======== Data entries

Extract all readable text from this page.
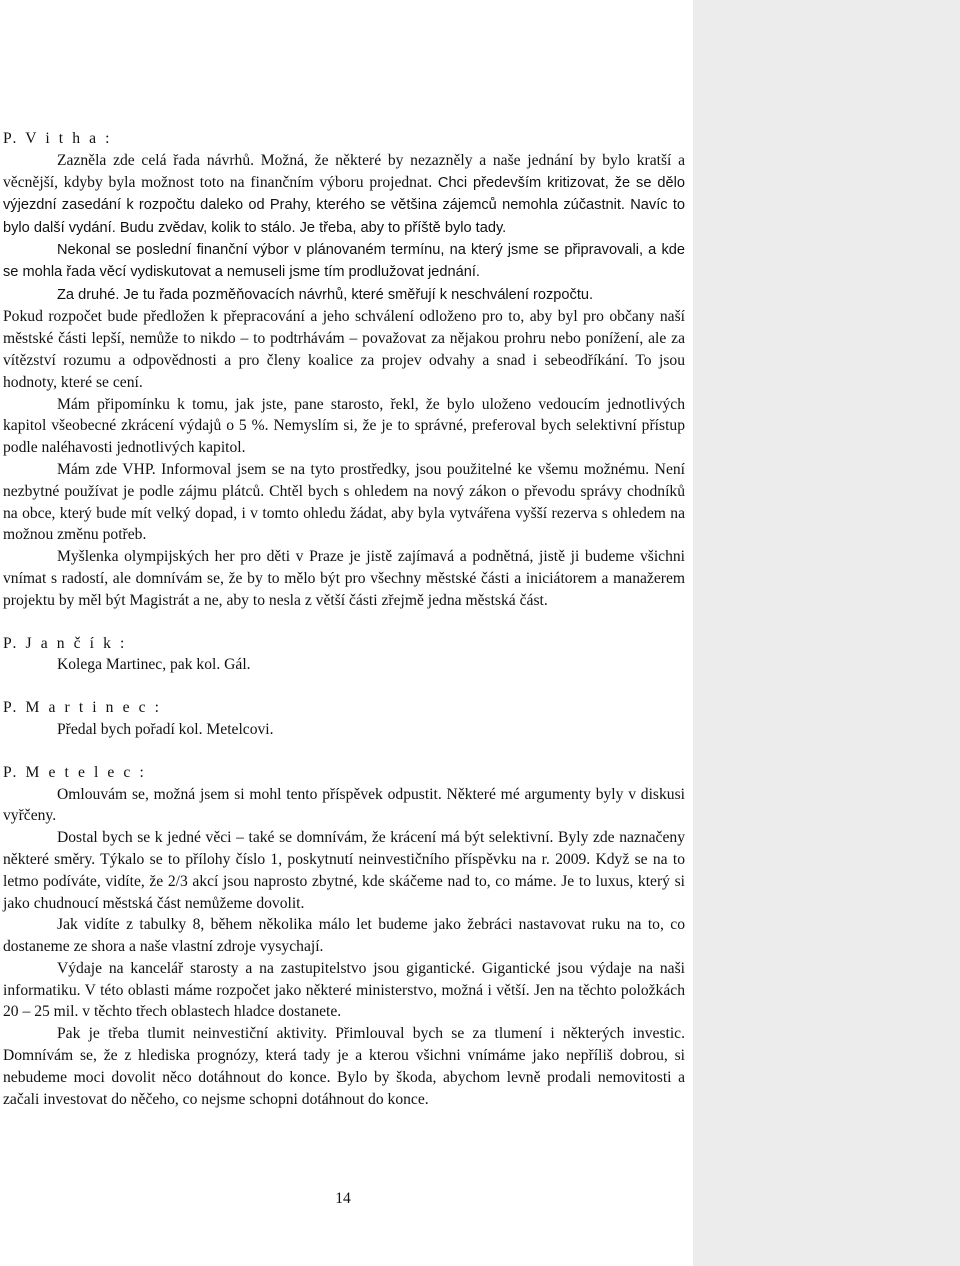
P. V i t h a :

Zazněla zde celá řada návrhů. Možná, že některé by nezazněly a naše jednání by bylo kratší a věcnější, kdyby byla možnost toto na finančním výboru projednat. Chci především kritizovat, že se dělo výjezdní zasedání k rozpočtu daleko od Prahy, kterého se většina zájemců nemohla zúčastnit. Navíc to bylo další vydání. Budu zvědav, kolik to stálo. Je třeba, aby to příště bylo tady.

Nekonal se poslední finanční výbor v plánovaném termínu, na který jsme se připravovali, a kde se mohla řada věcí vydiskutovat a nemuseli jsme tím prodlužovat jednání.

Za druhé. Je tu řada pozměňovacích návrhů, které směřují k neschválení rozpočtu.

Pokud rozpočet bude předložen k přepracování a jeho schválení odloženo pro to, aby byl pro občany naší městské části lepší, nemůže to nikdo – to podtrhávám – považovat za nějakou prohru nebo ponížení, ale za vítězství rozumu a odpovědnosti a pro členy koalice za projev odvahy a snad i sebeodříkání. To jsou hodnoty, které se cení.

Mám připomínku k tomu, jak jste, pane starosto, řekl, že bylo uloženo vedoucím jednotlivých kapitol všeobecné zkrácení výdajů o 5 %. Nemyslím si, že je to správné, preferoval bych selektivní přístup podle naléhavosti jednotlivých kapitol.

Mám zde VHP. Informoval jsem se na tyto prostředky, jsou použitelné ke všemu možnému. Není nezbytné používat je podle zájmu plátců. Chtěl bych s ohledem na nový zákon o převodu správy chodníků na obce, který bude mít velký dopad, i v tomto ohledu žádat, aby byla vytvářena vyšší rezerva s ohledem na možnou změnu potřeb.

Myšlenka olympijských her pro děti v Praze je jistě zajímavá a podnětná, jistě ji budeme všichni vnímat s radostí, ale domnívám se, že by to mělo být pro všechny městské části a iniciátorem a manažerem projektu by měl být Magistrát a ne, aby to nesla z větší části zřejmě jedna městská část.

P. J a n č í k :

Kolega Martinec, pak kol. Gál.

P. M a r t i n e c :

Předal bych pořadí kol. Metelcovi.

P. M e t e l e c :

Omlouvám se, možná jsem si mohl tento příspěvek odpustit. Některé mé argumenty byly v diskusi vyřčeny.

Dostal bych se k jedné věci – také se domnívám, že krácení má být selektivní. Byly zde naznačeny některé směry. Týkalo se to přílohy číslo 1, poskytnutí neinvestičního příspěvku na r. 2009. Když se na to letmo podíváte, vidíte, že 2/3 akcí jsou naprosto zbytné, kde skáčeme nad to, co máme. Je to luxus, který si jako chudnoucí městská část nemůžeme dovolit.

Jak vidíte z tabulky 8, během několika málo let budeme jako žebráci nastavovat ruku na to, co dostaneme ze shora a naše vlastní zdroje vysychají.

Výdaje na kancelář starosty a na zastupitelstvo jsou gigantické. Gigantické jsou výdaje na naši informatiku. V této oblasti máme rozpočet jako některé ministerstvo, možná i větší. Jen na těchto položkách 20 – 25 mil. v těchto třech oblastech hladce dostanete.

Pak je třeba tlumit neinvestiční aktivity. Přimlouval bych se za tlumení i některých investic. Domnívám se, že z hlediska prognózy, která tady je a kterou všichni vnímáme jako nepříliš dobrou, si nebudeme moci dovolit něco dotáhnout do konce. Bylo by škoda, abychom levně prodali nemovitosti a začali investovat do něčeho, co nejsme schopni dotáhnout do konce.

14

================

Goal of the exercise: Identify and copy lines that hold the string "naše".

Solved problem:
Zazněla zde celá řada návrhů. Možná, že některé by nezazněly a naše jednání by bylo kratší a věcnější, kdyby byla možnost toto na finančním výboru projednat. Chci především kritizovat, že se dělo výjezdní zasedání k rozpočtu daleko od Prahy, kterého se většina zájemců nemohla zúčastnit. Navíc to bylo další vydání. Budu zvědav, kolik to stálo. Je třeba, aby to příště bylo tady.
Jak vidíte z tabulky 8, během několika málo let budeme jako žebráci nastavovat ruku na to, co dostaneme ze shora a naše vlastní zdroje vysychají.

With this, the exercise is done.